To do
Gather every line from the entries below that includes "JSON".

Records to process
┌──

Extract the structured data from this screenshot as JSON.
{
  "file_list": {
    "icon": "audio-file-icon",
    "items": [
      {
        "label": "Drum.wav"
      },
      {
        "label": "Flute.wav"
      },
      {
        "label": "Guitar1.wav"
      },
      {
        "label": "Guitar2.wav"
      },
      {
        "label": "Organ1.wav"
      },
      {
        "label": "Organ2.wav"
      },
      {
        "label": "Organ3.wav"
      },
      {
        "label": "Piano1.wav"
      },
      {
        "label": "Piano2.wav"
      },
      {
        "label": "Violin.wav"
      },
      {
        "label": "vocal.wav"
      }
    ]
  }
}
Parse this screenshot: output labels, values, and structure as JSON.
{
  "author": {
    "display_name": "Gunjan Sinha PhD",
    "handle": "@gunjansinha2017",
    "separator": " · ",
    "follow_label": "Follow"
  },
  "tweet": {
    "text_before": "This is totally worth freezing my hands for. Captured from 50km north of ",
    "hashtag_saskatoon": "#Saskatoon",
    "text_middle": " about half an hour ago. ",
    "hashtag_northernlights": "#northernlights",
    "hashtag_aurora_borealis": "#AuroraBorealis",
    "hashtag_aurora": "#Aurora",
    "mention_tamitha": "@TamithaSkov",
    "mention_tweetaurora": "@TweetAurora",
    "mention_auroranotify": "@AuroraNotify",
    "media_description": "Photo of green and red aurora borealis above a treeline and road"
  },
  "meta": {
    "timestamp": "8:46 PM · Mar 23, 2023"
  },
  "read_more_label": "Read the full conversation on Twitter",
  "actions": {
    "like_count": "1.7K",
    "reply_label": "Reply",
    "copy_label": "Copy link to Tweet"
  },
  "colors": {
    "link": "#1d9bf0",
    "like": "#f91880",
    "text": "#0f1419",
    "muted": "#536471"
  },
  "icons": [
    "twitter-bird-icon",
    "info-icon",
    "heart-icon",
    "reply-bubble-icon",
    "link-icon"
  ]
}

└──
┌──

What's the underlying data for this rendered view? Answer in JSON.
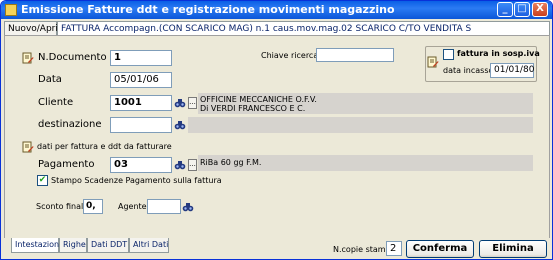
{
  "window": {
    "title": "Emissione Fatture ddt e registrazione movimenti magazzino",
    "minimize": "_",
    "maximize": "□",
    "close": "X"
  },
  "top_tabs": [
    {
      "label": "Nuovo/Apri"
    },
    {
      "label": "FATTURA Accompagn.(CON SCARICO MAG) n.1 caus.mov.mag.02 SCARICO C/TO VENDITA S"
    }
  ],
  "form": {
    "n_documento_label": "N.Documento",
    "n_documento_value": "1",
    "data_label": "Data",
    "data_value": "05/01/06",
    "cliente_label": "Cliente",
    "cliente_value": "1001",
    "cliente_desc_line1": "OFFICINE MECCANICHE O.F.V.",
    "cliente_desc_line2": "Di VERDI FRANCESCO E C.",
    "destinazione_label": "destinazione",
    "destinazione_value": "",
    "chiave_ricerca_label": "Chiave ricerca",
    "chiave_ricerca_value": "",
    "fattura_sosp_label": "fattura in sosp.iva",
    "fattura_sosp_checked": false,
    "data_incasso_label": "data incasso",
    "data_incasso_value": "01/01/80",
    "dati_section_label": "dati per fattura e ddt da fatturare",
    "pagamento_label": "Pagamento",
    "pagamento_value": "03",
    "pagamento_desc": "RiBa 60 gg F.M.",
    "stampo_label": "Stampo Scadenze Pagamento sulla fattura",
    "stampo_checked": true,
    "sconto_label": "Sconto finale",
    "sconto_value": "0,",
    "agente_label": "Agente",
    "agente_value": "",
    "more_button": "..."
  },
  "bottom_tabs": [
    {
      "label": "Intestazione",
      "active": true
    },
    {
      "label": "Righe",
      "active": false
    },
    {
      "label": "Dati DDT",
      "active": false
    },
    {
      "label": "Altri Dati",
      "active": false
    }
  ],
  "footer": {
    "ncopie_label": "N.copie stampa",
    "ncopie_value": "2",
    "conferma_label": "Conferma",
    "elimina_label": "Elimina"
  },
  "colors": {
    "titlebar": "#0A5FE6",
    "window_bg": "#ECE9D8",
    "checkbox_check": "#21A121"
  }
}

└──

Final answer
Extract the structured data from this screenshot as JSON.
Parse this screenshot: output labels, values, and structure as JSON.
What's the underlying data for this rendered view? Answer in JSON.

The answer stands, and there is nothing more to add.